## Texto mostrado
::::::
Cómo cambiaron las cosas lo experimentó la propia Ginzburg. En julio del 37 fue trasladada a la prisión de Butyrka. Allí conoció a dos comunistas alemanas, Greta y Klara. Klara le enseñó sus muslos y nalgas repletos de cicatrices, y le dijo: “esto fue la Gestapo”. Luego le enseñó las manos cianóticas y reventadas, y le dijo: “esto fue la NKVD”. Cada noche, de 11 de la noche hasta las 3 de la mañana, se oían los gritos de las personas torturadas. Las técnicas de tortura eran muy variadas: desde obligar al detenido a beberse el contenido de una escupidera hasta romper los dedos uno a uno, apagar cigarrillos en el cuerpo, o recibir palizas en los genitales con porras. Las violaciones son un tema que nunca ha quedado del todo aclarado. Muchos reportes procedentes de los campos del Gulag hablan de relaciones entre prisioneras y guardias pero, en realidad, no sabemos en qué medida fueron relaciones consentidas.

La NKVD, presionada por la necesidad de conseguir condenas, trataba de evitar la tortura. Primero le explicaba al detenido lo que le esperaba y, normalmente, el detenido confesaba antes de que le pusieran la mano encima. La mayoría de ellos, que estaban allí por haber hecho un comentario a destiempo o cualquier otra gilipollez, se enfrentaban a sentencias de prisión de tres a siete años; sus expectativas de salir de aquello eran elevadas. Andrei Nikolayevitch Tupolev, el famoso diseñador de aviones, fue detenido y, tras pasar un rato en una celda con un preso ya torturado que le contó lo que le habían hecho, confesó sus “crímenes” inmediatamente.

En un entorno así, una figura muy importante en el sistema eran una serie de agentes de la NKVD, cuya función era ir de celda en celda, trabando conocimiento con los presos, buscando aquéllos con menos imaginación o con mentes más estrechas, y ayudándoles a “construir” sus “confesiones”. Un ejemplo muy claro es el de Vasili Konstanovitch, un joven de Kholodnogorsk que se dedicaba a la filatelia, que resultó tener en su colección un sello alemán con la imagen de Hitler y otro británico con la reina Victoria y estableció que su valor era superior al sello que tenía de Lenin. Con esta base, finalmente el chaval acabó confesando haber dirigido una organización contrarrevolucionaria dedicada a la agitación antisoviética, que disfrazó de inocente club de filatelia. Por cierto, todos los clubs de filatelia fueron prohibidos en Rusia aquel año.
::::::
## Registros
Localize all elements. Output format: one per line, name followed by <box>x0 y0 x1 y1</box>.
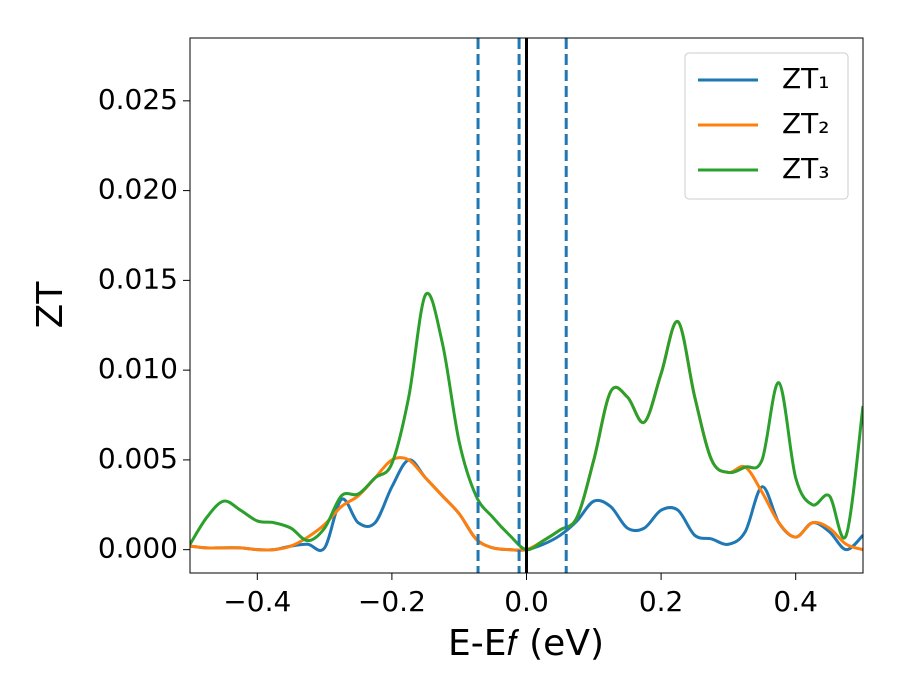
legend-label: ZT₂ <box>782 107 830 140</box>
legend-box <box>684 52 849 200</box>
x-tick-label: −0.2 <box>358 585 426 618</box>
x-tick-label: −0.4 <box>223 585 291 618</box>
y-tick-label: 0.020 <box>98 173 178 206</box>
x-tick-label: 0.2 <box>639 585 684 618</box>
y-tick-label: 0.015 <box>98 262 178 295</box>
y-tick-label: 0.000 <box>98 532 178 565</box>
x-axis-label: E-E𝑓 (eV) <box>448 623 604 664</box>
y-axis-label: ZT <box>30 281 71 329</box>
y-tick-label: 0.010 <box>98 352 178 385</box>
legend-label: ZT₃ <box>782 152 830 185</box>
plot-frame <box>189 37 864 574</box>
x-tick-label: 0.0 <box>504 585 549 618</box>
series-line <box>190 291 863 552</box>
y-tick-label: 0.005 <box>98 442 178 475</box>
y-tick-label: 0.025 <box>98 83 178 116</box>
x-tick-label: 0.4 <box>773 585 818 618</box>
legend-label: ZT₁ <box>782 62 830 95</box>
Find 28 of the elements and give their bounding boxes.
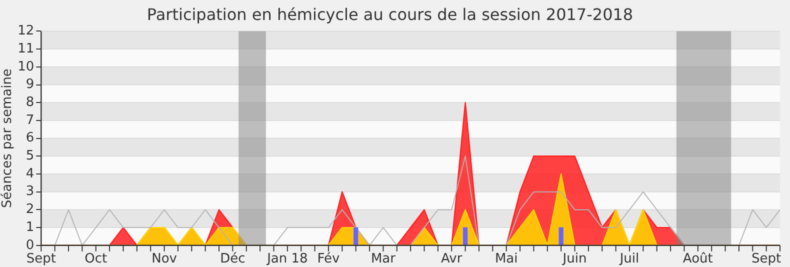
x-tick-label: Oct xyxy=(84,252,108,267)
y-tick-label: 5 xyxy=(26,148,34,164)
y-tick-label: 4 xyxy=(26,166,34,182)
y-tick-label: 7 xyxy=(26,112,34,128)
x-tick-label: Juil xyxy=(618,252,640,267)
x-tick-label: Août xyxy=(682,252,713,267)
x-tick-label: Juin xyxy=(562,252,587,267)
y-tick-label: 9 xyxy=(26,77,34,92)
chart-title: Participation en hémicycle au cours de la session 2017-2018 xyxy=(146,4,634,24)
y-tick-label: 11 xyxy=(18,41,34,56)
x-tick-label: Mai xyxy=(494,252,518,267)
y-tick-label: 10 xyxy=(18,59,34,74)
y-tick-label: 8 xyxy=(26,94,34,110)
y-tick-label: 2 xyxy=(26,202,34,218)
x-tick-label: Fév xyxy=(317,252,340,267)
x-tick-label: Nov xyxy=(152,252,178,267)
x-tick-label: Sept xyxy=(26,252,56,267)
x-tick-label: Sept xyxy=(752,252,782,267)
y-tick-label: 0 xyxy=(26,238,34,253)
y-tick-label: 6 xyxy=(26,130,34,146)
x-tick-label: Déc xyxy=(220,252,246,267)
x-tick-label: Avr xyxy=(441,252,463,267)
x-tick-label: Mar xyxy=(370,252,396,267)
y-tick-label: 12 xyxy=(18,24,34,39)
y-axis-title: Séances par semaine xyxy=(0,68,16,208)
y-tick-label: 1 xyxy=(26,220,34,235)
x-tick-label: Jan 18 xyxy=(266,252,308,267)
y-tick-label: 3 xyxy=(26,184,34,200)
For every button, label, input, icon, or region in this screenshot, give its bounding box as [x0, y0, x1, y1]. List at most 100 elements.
::::::
## Problemas
A – Según el texto mostrado, ¿a qué prisión fue trasladada Ginzburg en julio del 37?
B – Reescribe como tabla Markdown las líneas de los registros comprendidas entre la que contiene "legend-label: ZT₂ <box>782 107 830 140</box>" y la que contiene "x-tick-label: 0.2 <box>639 585 684 618</box>", ambas incluidas. Usa las columnas «N.º» y «Línea», numera cada fila y omite las líneas en blanco.
El texto y los registros no tienen relación entre sí.

## Respuestas dadas
A – A la prisión de Butyrka.

B –
| N.º | Línea |
|---|---|
| 1 | legend-label: ZT₂ <box>782 107 830 140</box> |
| 2 | legend-box <box>684 52 849 200</box> |
| 3 | x-tick-label: −0.2 <box>358 585 426 618</box> |
| 4 | x-tick-label: −0.4 <box>223 585 291 618</box> |
| 5 | y-tick-label: 0.020 <box>98 173 178 206</box> |
| 6 | x-tick-label: 0.2 <box>639 585 684 618</box> |